• WHAT IS ASKED:
Copy all the data exactly, except the pictures.

• DATA SUPPLIED:
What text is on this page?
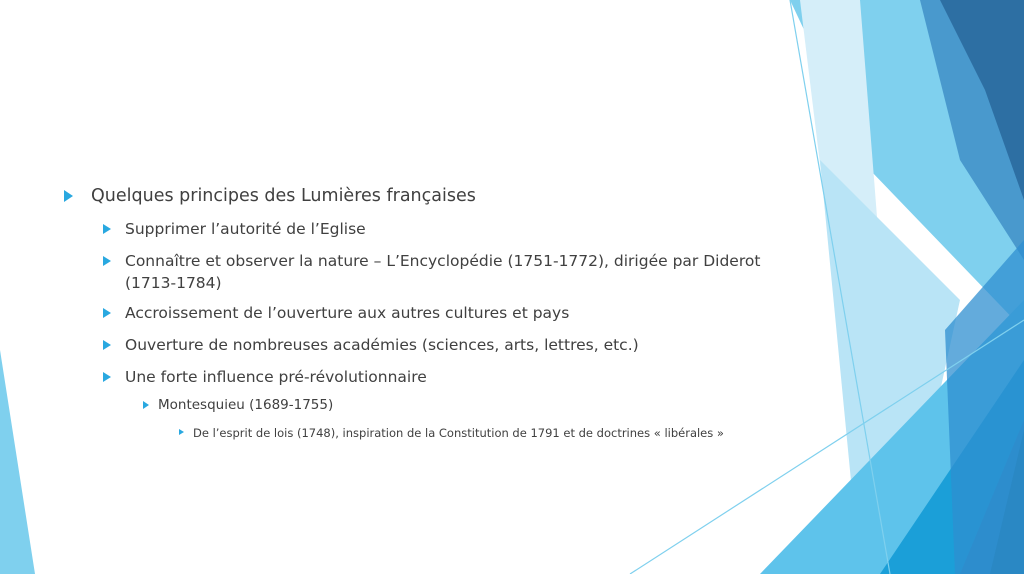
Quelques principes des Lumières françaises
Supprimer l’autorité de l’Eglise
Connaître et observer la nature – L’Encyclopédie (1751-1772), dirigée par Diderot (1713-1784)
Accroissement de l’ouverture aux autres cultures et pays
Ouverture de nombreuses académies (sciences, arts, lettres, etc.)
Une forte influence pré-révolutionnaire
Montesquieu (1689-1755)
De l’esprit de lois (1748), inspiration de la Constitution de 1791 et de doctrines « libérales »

• PROBLEM SOLUTION:
What text is on this page?
Quelques principes des Lumières françaises
Supprimer l’autorité de l’Eglise
Connaître et observer la nature – L’Encyclopédie (1751-1772), dirigée par Diderot (1713-1784)
Accroissement de l’ouverture aux autres cultures et pays
Ouverture de nombreuses académies (sciences, arts, lettres, etc.)
Une forte influence pré-révolutionnaire
Montesquieu (1689-1755)
De l’esprit de lois (1748), inspiration de la Constitution de 1791 et de doctrines « libérales »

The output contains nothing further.